| What the exercise asks |
Copy out the listing that follows, exact in every word, and skip the images.

| Data entries for graphics |
[START]

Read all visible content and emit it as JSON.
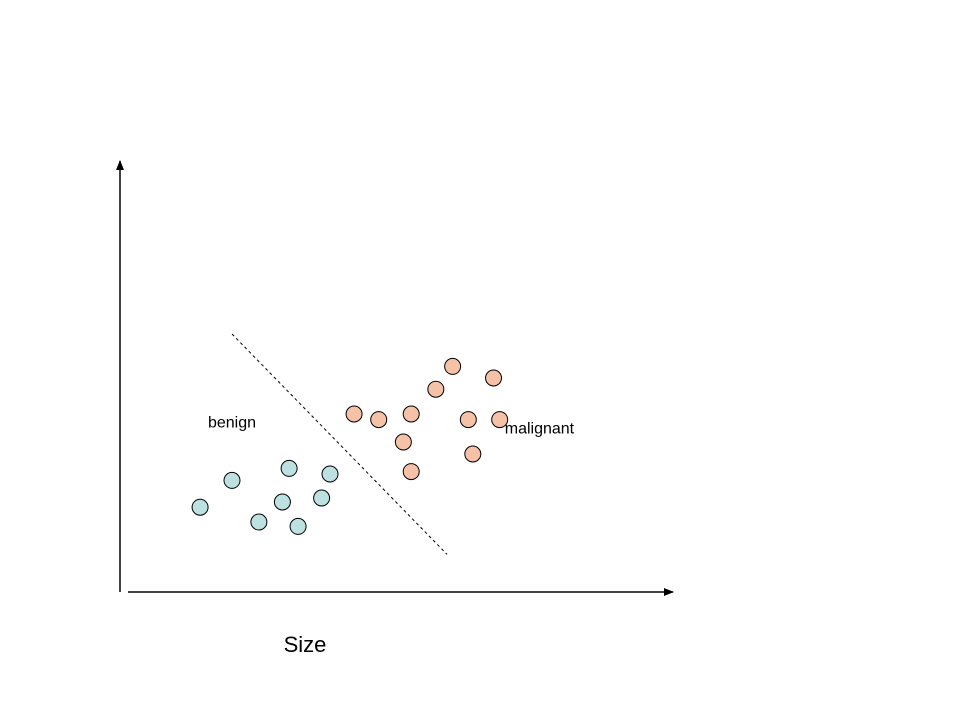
{
  "chart_data": {
    "type": "scatter",
    "title": "",
    "xlabel": "Size",
    "ylabel": "",
    "grid": false,
    "xlim": [
      0,
      10
    ],
    "ylim": [
      0,
      10
    ],
    "series": [
      {
        "name": "benign",
        "color": "#bde0e0",
        "points": [
          [
            1.43,
            2.07
          ],
          [
            2.0,
            2.74
          ],
          [
            2.48,
            1.7
          ],
          [
            2.9,
            2.2
          ],
          [
            3.02,
            3.04
          ],
          [
            3.18,
            1.59
          ],
          [
            3.6,
            2.3
          ],
          [
            3.75,
            2.9
          ]
        ]
      },
      {
        "name": "malignant",
        "color": "#f5c2a8",
        "points": [
          [
            4.18,
            4.4
          ],
          [
            4.62,
            4.26
          ],
          [
            5.06,
            3.7
          ],
          [
            5.2,
            4.4
          ],
          [
            5.2,
            2.96
          ],
          [
            5.64,
            5.02
          ],
          [
            5.94,
            5.59
          ],
          [
            6.22,
            4.26
          ],
          [
            6.3,
            3.4
          ],
          [
            6.67,
            5.3
          ],
          [
            6.78,
            4.26
          ]
        ]
      }
    ],
    "decision_boundary": {
      "style": "dashed",
      "from": [
        2.0,
        6.4
      ],
      "to": [
        5.84,
        0.89
      ]
    },
    "annotations": [
      {
        "text": "benign",
        "at": [
          2.0,
          4.06
        ]
      },
      {
        "text": "malignant",
        "at": [
          7.49,
          3.91
        ]
      }
    ]
  }
}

[END]

| Solution below |
Read all visible content and emit it as JSON.
{
  "chart_data": {
    "type": "scatter",
    "title": "",
    "xlabel": "Size",
    "ylabel": "",
    "grid": false,
    "xlim": [
      0,
      10
    ],
    "ylim": [
      0,
      10
    ],
    "series": [
      {
        "name": "benign",
        "color": "#bde0e0",
        "points": [
          [
            1.43,
            2.07
          ],
          [
            2.0,
            2.74
          ],
          [
            2.48,
            1.7
          ],
          [
            2.9,
            2.2
          ],
          [
            3.02,
            3.04
          ],
          [
            3.18,
            1.59
          ],
          [
            3.6,
            2.3
          ],
          [
            3.75,
            2.9
          ]
        ]
      },
      {
        "name": "malignant",
        "color": "#f5c2a8",
        "points": [
          [
            4.18,
            4.4
          ],
          [
            4.62,
            4.26
          ],
          [
            5.06,
            3.7
          ],
          [
            5.2,
            4.4
          ],
          [
            5.2,
            2.96
          ],
          [
            5.64,
            5.02
          ],
          [
            5.94,
            5.59
          ],
          [
            6.22,
            4.26
          ],
          [
            6.3,
            3.4
          ],
          [
            6.67,
            5.3
          ],
          [
            6.78,
            4.26
          ]
        ]
      }
    ],
    "decision_boundary": {
      "style": "dashed",
      "from": [
        2.0,
        6.4
      ],
      "to": [
        5.84,
        0.89
      ]
    },
    "annotations": [
      {
        "text": "benign",
        "at": [
          2.0,
          4.06
        ]
      },
      {
        "text": "malignant",
        "at": [
          7.49,
          3.91
        ]
      }
    ]
  }
}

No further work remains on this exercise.